Search the data below for "шайбу"; list each line that holds it.

───── DATA ENTRIES ─────

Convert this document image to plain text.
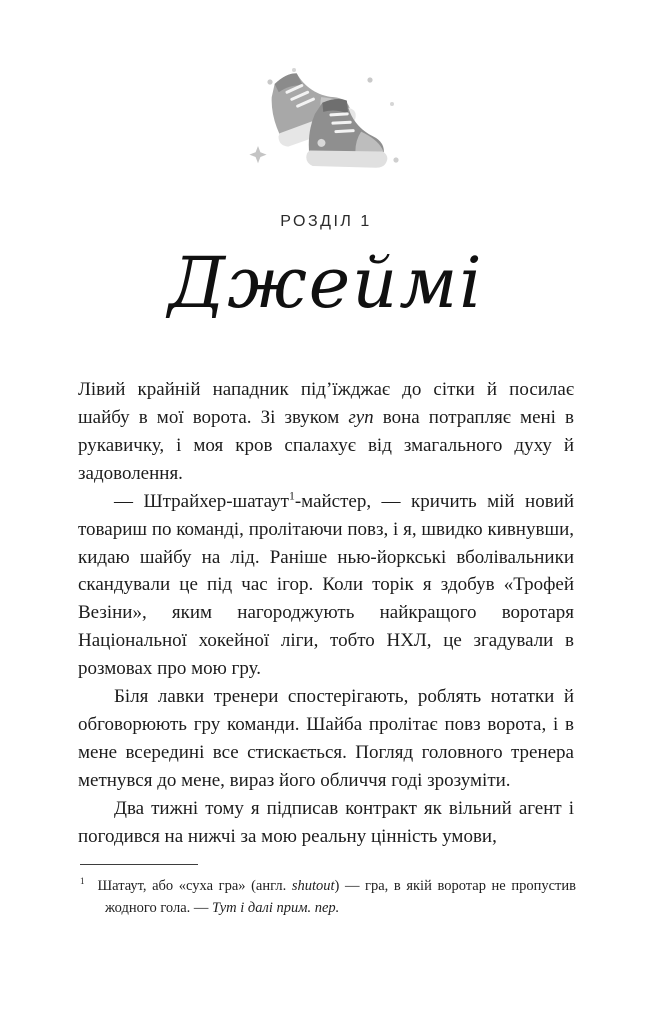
РОЗДІЛ 1
Джеймі

Лівий крайній нападник під’їжджає до сітки й посилає шайбу в мої ворота. Зі звуком гуп вона потрапляє мені в рукавичку, і моя кров спалахує від змагального духу й задоволення.

— Штрайхер-шатаут$^1$-майстер, — кричить мій новий товариш по команді, пролітаючи повз, і я, швидко кивнувши, кидаю шайбу на лід. Раніше нью-йоркські вболівальники скандували це під час ігор. Коли торік я здобув «Трофей Везіни», яким нагороджують найкращого воротаря Національної хокейної ліги, тобто НХЛ, це згадували в розмовах про мою гру.

Біля лавки тренери спостерігають, роблять нотатки й обговорюють гру команди. Шайба пролітає повз ворота, і в мене всередині все стискається. Погляд головного тренера метнувся до мене, вираз його обличчя годі зрозуміти.

Два тижні тому я підписав контракт як вільний агент і погодився на нижчі за мою реальну цінність умови,

$^1$ Шатаут, або «суха гра» (англ. shutout) — гра, в якій воротар не пропустив жодного гола. — Тут і далі прим. пер.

─────

COMPLETE ANSWER:
Лівий крайній нападник під’їжджає до сітки й посилає шайбу в мої ворота. Зі звуком гуп вона потрапляє мені в рукавичку, і моя кров спалахує від змагального духу й задоволення.
— Штрайхер-шатаут$^1$-майстер, — кричить мій новий товариш по команді, пролітаючи повз, і я, швидко кивнувши, кидаю шайбу на лід. Раніше нью-йоркські вболівальники скандували це під час ігор. Коли торік я здобув «Трофей Везіни», яким нагороджують найкращого воротаря Національної хокейної ліги, тобто НХЛ, це згадували в розмовах про мою гру.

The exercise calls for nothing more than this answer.